# STATED GOAL
Each entry needs to be restated exactly as written.

-=-=-

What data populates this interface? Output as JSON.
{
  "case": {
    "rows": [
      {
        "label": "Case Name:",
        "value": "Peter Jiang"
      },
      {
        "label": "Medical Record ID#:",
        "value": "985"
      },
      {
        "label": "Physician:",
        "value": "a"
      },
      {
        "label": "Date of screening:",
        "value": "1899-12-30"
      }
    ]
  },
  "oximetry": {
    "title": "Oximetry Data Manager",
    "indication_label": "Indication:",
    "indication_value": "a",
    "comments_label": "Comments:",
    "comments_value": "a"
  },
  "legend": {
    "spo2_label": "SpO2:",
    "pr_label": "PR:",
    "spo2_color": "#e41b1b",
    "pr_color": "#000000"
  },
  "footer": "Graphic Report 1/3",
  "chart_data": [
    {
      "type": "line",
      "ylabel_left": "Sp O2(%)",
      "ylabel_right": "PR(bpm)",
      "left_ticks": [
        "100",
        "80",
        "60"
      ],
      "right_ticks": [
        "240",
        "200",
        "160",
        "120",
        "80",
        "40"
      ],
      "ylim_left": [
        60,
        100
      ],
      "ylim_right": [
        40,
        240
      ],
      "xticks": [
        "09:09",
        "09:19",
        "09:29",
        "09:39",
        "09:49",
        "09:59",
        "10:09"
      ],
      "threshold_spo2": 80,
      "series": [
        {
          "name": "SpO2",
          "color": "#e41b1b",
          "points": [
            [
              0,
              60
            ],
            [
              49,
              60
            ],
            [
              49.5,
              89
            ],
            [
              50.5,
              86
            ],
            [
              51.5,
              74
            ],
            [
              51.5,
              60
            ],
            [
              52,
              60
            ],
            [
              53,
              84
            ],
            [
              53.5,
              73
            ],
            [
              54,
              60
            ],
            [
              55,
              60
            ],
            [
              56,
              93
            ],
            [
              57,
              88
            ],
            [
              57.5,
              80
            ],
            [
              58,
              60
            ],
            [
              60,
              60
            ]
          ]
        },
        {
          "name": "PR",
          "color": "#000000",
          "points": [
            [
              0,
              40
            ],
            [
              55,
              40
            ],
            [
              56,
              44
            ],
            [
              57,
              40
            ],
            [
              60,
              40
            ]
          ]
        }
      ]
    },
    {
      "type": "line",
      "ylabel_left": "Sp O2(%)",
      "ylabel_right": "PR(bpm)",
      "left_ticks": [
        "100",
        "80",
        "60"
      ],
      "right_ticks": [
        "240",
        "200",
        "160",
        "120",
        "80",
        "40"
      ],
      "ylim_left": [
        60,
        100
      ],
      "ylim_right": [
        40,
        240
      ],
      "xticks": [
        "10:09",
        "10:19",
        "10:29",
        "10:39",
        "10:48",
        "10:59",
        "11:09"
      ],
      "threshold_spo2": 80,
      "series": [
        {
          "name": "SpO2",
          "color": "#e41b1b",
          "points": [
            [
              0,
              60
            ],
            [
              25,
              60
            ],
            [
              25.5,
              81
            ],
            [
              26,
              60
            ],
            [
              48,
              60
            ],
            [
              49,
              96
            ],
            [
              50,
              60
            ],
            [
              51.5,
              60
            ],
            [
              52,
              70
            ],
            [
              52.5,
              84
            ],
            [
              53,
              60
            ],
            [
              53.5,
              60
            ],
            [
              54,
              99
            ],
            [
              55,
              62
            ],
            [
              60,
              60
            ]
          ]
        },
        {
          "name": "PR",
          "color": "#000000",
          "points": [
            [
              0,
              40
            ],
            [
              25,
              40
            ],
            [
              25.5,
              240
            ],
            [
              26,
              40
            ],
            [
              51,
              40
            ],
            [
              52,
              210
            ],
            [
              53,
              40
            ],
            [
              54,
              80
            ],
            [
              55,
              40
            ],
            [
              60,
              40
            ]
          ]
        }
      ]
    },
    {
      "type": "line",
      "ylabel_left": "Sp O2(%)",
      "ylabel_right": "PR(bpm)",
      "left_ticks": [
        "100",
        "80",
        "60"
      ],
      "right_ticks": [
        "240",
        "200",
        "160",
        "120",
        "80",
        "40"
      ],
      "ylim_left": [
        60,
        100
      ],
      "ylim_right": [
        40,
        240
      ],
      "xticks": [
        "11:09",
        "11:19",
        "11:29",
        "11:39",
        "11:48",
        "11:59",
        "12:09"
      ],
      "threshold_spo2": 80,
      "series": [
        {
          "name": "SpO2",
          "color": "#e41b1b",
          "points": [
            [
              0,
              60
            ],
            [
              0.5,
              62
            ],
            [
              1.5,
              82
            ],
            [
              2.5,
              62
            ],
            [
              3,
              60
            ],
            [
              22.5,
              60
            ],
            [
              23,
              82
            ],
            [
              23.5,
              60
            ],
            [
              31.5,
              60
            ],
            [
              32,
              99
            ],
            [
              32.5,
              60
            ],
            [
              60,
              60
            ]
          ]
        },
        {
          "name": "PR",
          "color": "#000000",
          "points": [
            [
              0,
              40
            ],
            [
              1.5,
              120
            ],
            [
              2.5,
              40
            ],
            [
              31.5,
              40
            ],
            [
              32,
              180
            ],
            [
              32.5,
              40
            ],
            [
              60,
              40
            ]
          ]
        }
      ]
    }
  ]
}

-=-=-

# OUTPUT OF THE TASK
What data populates this interface? Output as JSON.
{
  "case": {
    "rows": [
      {
        "label": "Case Name:",
        "value": "Peter Jiang"
      },
      {
        "label": "Medical Record ID#:",
        "value": "985"
      },
      {
        "label": "Physician:",
        "value": "a"
      },
      {
        "label": "Date of screening:",
        "value": "1899-12-30"
      }
    ]
  },
  "oximetry": {
    "title": "Oximetry Data Manager",
    "indication_label": "Indication:",
    "indication_value": "a",
    "comments_label": "Comments:",
    "comments_value": "a"
  },
  "legend": {
    "spo2_label": "SpO2:",
    "pr_label": "PR:",
    "spo2_color": "#e41b1b",
    "pr_color": "#000000"
  },
  "footer": "Graphic Report 1/3",
  "chart_data": [
    {
      "type": "line",
      "ylabel_left": "Sp O2(%)",
      "ylabel_right": "PR(bpm)",
      "left_ticks": [
        "100",
        "80",
        "60"
      ],
      "right_ticks": [
        "240",
        "200",
        "160",
        "120",
        "80",
        "40"
      ],
      "ylim_left": [
        60,
        100
      ],
      "ylim_right": [
        40,
        240
      ],
      "xticks": [
        "09:09",
        "09:19",
        "09:29",
        "09:39",
        "09:49",
        "09:59",
        "10:09"
      ],
      "threshold_spo2": 80,
      "series": [
        {
          "name": "SpO2",
          "color": "#e41b1b",
          "points": [
            [
              0,
              60
            ],
            [
              49,
              60
            ],
            [
              49.5,
              89
            ],
            [
              50.5,
              86
            ],
            [
              51.5,
              74
            ],
            [
              51.5,
              60
            ],
            [
              52,
              60
            ],
            [
              53,
              84
            ],
            [
              53.5,
              73
            ],
            [
              54,
              60
            ],
            [
              55,
              60
            ],
            [
              56,
              93
            ],
            [
              57,
              88
            ],
            [
              57.5,
              80
            ],
            [
              58,
              60
            ],
            [
              60,
              60
            ]
          ]
        },
        {
          "name": "PR",
          "color": "#000000",
          "points": [
            [
              0,
              40
            ],
            [
              55,
              40
            ],
            [
              56,
              44
            ],
            [
              57,
              40
            ],
            [
              60,
              40
            ]
          ]
        }
      ]
    },
    {
      "type": "line",
      "ylabel_left": "Sp O2(%)",
      "ylabel_right": "PR(bpm)",
      "left_ticks": [
        "100",
        "80",
        "60"
      ],
      "right_ticks": [
        "240",
        "200",
        "160",
        "120",
        "80",
        "40"
      ],
      "ylim_left": [
        60,
        100
      ],
      "ylim_right": [
        40,
        240
      ],
      "xticks": [
        "10:09",
        "10:19",
        "10:29",
        "10:39",
        "10:48",
        "10:59",
        "11:09"
      ],
      "threshold_spo2": 80,
      "series": [
        {
          "name": "SpO2",
          "color": "#e41b1b",
          "points": [
            [
              0,
              60
            ],
            [
              25,
              60
            ],
            [
              25.5,
              81
            ],
            [
              26,
              60
            ],
            [
              48,
              60
            ],
            [
              49,
              96
            ],
            [
              50,
              60
            ],
            [
              51.5,
              60
            ],
            [
              52,
              70
            ],
            [
              52.5,
              84
            ],
            [
              53,
              60
            ],
            [
              53.5,
              60
            ],
            [
              54,
              99
            ],
            [
              55,
              62
            ],
            [
              60,
              60
            ]
          ]
        },
        {
          "name": "PR",
          "color": "#000000",
          "points": [
            [
              0,
              40
            ],
            [
              25,
              40
            ],
            [
              25.5,
              240
            ],
            [
              26,
              40
            ],
            [
              51,
              40
            ],
            [
              52,
              210
            ],
            [
              53,
              40
            ],
            [
              54,
              80
            ],
            [
              55,
              40
            ],
            [
              60,
              40
            ]
          ]
        }
      ]
    },
    {
      "type": "line",
      "ylabel_left": "Sp O2(%)",
      "ylabel_right": "PR(bpm)",
      "left_ticks": [
        "100",
        "80",
        "60"
      ],
      "right_ticks": [
        "240",
        "200",
        "160",
        "120",
        "80",
        "40"
      ],
      "ylim_left": [
        60,
        100
      ],
      "ylim_right": [
        40,
        240
      ],
      "xticks": [
        "11:09",
        "11:19",
        "11:29",
        "11:39",
        "11:48",
        "11:59",
        "12:09"
      ],
      "threshold_spo2": 80,
      "series": [
        {
          "name": "SpO2",
          "color": "#e41b1b",
          "points": [
            [
              0,
              60
            ],
            [
              0.5,
              62
            ],
            [
              1.5,
              82
            ],
            [
              2.5,
              62
            ],
            [
              3,
              60
            ],
            [
              22.5,
              60
            ],
            [
              23,
              82
            ],
            [
              23.5,
              60
            ],
            [
              31.5,
              60
            ],
            [
              32,
              99
            ],
            [
              32.5,
              60
            ],
            [
              60,
              60
            ]
          ]
        },
        {
          "name": "PR",
          "color": "#000000",
          "points": [
            [
              0,
              40
            ],
            [
              1.5,
              120
            ],
            [
              2.5,
              40
            ],
            [
              31.5,
              40
            ],
            [
              32,
              180
            ],
            [
              32.5,
              40
            ],
            [
              60,
              40
            ]
          ]
        }
      ]
    }
  ]
}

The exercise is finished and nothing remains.